Exercise goal
Quote the records that follow in full, leaving the pictures out.

Collected data:
Begin
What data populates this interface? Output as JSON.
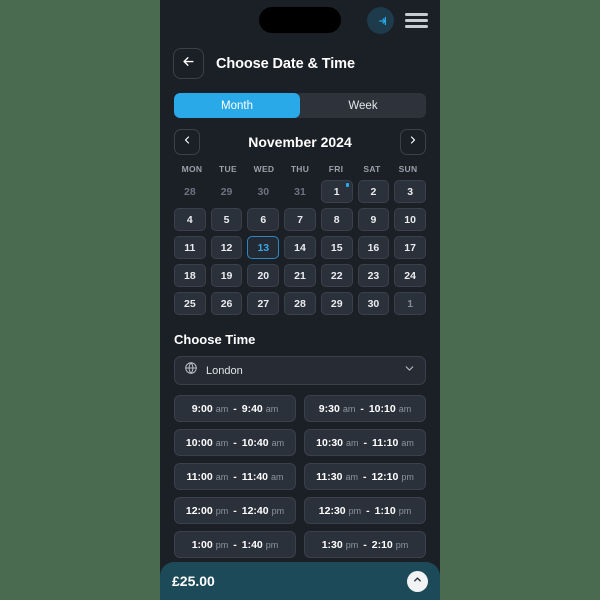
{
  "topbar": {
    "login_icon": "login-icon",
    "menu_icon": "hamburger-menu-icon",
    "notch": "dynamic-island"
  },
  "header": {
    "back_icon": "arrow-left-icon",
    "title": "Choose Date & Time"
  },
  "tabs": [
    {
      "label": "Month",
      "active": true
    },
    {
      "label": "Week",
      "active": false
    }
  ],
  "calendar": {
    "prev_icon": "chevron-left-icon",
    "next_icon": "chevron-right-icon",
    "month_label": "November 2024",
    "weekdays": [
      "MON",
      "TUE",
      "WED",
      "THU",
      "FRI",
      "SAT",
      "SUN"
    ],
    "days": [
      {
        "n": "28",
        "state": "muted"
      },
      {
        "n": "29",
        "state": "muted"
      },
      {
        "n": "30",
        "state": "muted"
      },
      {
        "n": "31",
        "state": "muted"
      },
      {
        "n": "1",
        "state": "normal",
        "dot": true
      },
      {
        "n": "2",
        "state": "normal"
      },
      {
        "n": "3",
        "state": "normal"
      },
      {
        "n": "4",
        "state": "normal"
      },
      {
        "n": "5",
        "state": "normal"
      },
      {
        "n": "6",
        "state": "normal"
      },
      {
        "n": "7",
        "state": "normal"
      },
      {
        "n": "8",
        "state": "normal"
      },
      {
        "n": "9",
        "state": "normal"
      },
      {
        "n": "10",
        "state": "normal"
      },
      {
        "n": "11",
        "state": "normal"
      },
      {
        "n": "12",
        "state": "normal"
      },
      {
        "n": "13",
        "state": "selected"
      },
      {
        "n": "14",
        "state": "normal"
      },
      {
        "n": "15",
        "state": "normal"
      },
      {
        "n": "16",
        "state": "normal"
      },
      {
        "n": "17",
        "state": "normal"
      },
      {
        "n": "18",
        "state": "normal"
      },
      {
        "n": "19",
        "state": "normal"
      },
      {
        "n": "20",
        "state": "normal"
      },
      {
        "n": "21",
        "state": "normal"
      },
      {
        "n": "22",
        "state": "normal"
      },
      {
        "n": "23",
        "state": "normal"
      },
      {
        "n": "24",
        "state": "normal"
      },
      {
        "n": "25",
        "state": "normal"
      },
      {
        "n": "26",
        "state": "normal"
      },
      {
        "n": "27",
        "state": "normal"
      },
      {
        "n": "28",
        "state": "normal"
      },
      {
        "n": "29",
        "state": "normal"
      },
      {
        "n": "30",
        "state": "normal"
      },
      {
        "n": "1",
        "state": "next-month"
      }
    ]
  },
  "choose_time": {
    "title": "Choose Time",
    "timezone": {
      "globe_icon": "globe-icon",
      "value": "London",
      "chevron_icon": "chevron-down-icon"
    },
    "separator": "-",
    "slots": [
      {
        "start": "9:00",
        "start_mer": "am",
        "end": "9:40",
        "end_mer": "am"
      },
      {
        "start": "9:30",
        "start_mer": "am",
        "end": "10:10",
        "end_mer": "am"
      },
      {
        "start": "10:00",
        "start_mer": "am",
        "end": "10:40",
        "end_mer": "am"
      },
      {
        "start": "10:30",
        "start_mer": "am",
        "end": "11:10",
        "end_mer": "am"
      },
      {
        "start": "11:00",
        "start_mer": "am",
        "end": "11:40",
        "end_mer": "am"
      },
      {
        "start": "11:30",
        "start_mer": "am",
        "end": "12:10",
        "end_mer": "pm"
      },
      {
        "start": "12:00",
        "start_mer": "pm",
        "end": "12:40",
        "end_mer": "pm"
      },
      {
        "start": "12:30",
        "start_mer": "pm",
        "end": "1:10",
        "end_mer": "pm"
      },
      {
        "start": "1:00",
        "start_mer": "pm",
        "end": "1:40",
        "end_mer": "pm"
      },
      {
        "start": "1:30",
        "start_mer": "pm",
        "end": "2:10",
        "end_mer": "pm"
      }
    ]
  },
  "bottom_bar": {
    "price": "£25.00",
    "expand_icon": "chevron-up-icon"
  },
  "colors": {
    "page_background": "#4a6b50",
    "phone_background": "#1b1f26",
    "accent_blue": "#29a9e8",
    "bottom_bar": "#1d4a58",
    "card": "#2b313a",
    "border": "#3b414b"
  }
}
End
Result of this task
What data populates this interface? Output as JSON.
{
  "topbar": {
    "login_icon": "login-icon",
    "menu_icon": "hamburger-menu-icon",
    "notch": "dynamic-island"
  },
  "header": {
    "back_icon": "arrow-left-icon",
    "title": "Choose Date & Time"
  },
  "tabs": [
    {
      "label": "Month",
      "active": true
    },
    {
      "label": "Week",
      "active": false
    }
  ],
  "calendar": {
    "prev_icon": "chevron-left-icon",
    "next_icon": "chevron-right-icon",
    "month_label": "November 2024",
    "weekdays": [
      "MON",
      "TUE",
      "WED",
      "THU",
      "FRI",
      "SAT",
      "SUN"
    ],
    "days": [
      {
        "n": "28",
        "state": "muted"
      },
      {
        "n": "29",
        "state": "muted"
      },
      {
        "n": "30",
        "state": "muted"
      },
      {
        "n": "31",
        "state": "muted"
      },
      {
        "n": "1",
        "state": "normal",
        "dot": true
      },
      {
        "n": "2",
        "state": "normal"
      },
      {
        "n": "3",
        "state": "normal"
      },
      {
        "n": "4",
        "state": "normal"
      },
      {
        "n": "5",
        "state": "normal"
      },
      {
        "n": "6",
        "state": "normal"
      },
      {
        "n": "7",
        "state": "normal"
      },
      {
        "n": "8",
        "state": "normal"
      },
      {
        "n": "9",
        "state": "normal"
      },
      {
        "n": "10",
        "state": "normal"
      },
      {
        "n": "11",
        "state": "normal"
      },
      {
        "n": "12",
        "state": "normal"
      },
      {
        "n": "13",
        "state": "selected"
      },
      {
        "n": "14",
        "state": "normal"
      },
      {
        "n": "15",
        "state": "normal"
      },
      {
        "n": "16",
        "state": "normal"
      },
      {
        "n": "17",
        "state": "normal"
      },
      {
        "n": "18",
        "state": "normal"
      },
      {
        "n": "19",
        "state": "normal"
      },
      {
        "n": "20",
        "state": "normal"
      },
      {
        "n": "21",
        "state": "normal"
      },
      {
        "n": "22",
        "state": "normal"
      },
      {
        "n": "23",
        "state": "normal"
      },
      {
        "n": "24",
        "state": "normal"
      },
      {
        "n": "25",
        "state": "normal"
      },
      {
        "n": "26",
        "state": "normal"
      },
      {
        "n": "27",
        "state": "normal"
      },
      {
        "n": "28",
        "state": "normal"
      },
      {
        "n": "29",
        "state": "normal"
      },
      {
        "n": "30",
        "state": "normal"
      },
      {
        "n": "1",
        "state": "next-month"
      }
    ]
  },
  "choose_time": {
    "title": "Choose Time",
    "timezone": {
      "globe_icon": "globe-icon",
      "value": "London",
      "chevron_icon": "chevron-down-icon"
    },
    "separator": "-",
    "slots": [
      {
        "start": "9:00",
        "start_mer": "am",
        "end": "9:40",
        "end_mer": "am"
      },
      {
        "start": "9:30",
        "start_mer": "am",
        "end": "10:10",
        "end_mer": "am"
      },
      {
        "start": "10:00",
        "start_mer": "am",
        "end": "10:40",
        "end_mer": "am"
      },
      {
        "start": "10:30",
        "start_mer": "am",
        "end": "11:10",
        "end_mer": "am"
      },
      {
        "start": "11:00",
        "start_mer": "am",
        "end": "11:40",
        "end_mer": "am"
      },
      {
        "start": "11:30",
        "start_mer": "am",
        "end": "12:10",
        "end_mer": "pm"
      },
      {
        "start": "12:00",
        "start_mer": "pm",
        "end": "12:40",
        "end_mer": "pm"
      },
      {
        "start": "12:30",
        "start_mer": "pm",
        "end": "1:10",
        "end_mer": "pm"
      },
      {
        "start": "1:00",
        "start_mer": "pm",
        "end": "1:40",
        "end_mer": "pm"
      },
      {
        "start": "1:30",
        "start_mer": "pm",
        "end": "2:10",
        "end_mer": "pm"
      }
    ]
  },
  "bottom_bar": {
    "price": "£25.00",
    "expand_icon": "chevron-up-icon"
  },
  "colors": {
    "page_background": "#4a6b50",
    "phone_background": "#1b1f26",
    "accent_blue": "#29a9e8",
    "bottom_bar": "#1d4a58",
    "card": "#2b313a",
    "border": "#3b414b"
  }
}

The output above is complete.